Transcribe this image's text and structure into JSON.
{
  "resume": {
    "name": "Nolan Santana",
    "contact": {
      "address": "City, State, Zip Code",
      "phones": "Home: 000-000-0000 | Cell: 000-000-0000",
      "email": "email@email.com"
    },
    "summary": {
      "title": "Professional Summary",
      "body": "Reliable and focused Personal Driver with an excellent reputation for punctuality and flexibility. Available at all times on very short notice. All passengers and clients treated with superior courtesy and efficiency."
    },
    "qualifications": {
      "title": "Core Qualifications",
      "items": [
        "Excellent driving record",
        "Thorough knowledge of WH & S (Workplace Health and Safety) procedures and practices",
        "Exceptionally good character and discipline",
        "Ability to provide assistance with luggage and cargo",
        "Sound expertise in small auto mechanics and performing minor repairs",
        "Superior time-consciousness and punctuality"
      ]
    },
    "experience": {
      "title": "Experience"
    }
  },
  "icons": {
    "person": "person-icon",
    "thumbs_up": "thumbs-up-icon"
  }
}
______
**TASK INSTRUCTIONS**
Repeat each record exactly, leaving nothing out.

**SOLUTION TO THIS EXERCISE**
Transcribe this image's text and structure into JSON.
{
  "resume": {
    "name": "Nolan Santana",
    "contact": {
      "address": "City, State, Zip Code",
      "phones": "Home: 000-000-0000 | Cell: 000-000-0000",
      "email": "email@email.com"
    },
    "summary": {
      "title": "Professional Summary",
      "body": "Reliable and focused Personal Driver with an excellent reputation for punctuality and flexibility. Available at all times on very short notice. All passengers and clients treated with superior courtesy and efficiency."
    },
    "qualifications": {
      "title": "Core Qualifications",
      "items": [
        "Excellent driving record",
        "Thorough knowledge of WH & S (Workplace Health and Safety) procedures and practices",
        "Exceptionally good character and discipline",
        "Ability to provide assistance with luggage and cargo",
        "Sound expertise in small auto mechanics and performing minor repairs",
        "Superior time-consciousness and punctuality"
      ]
    },
    "experience": {
      "title": "Experience"
    }
  },
  "icons": {
    "person": "person-icon",
    "thumbs_up": "thumbs-up-icon"
  }
}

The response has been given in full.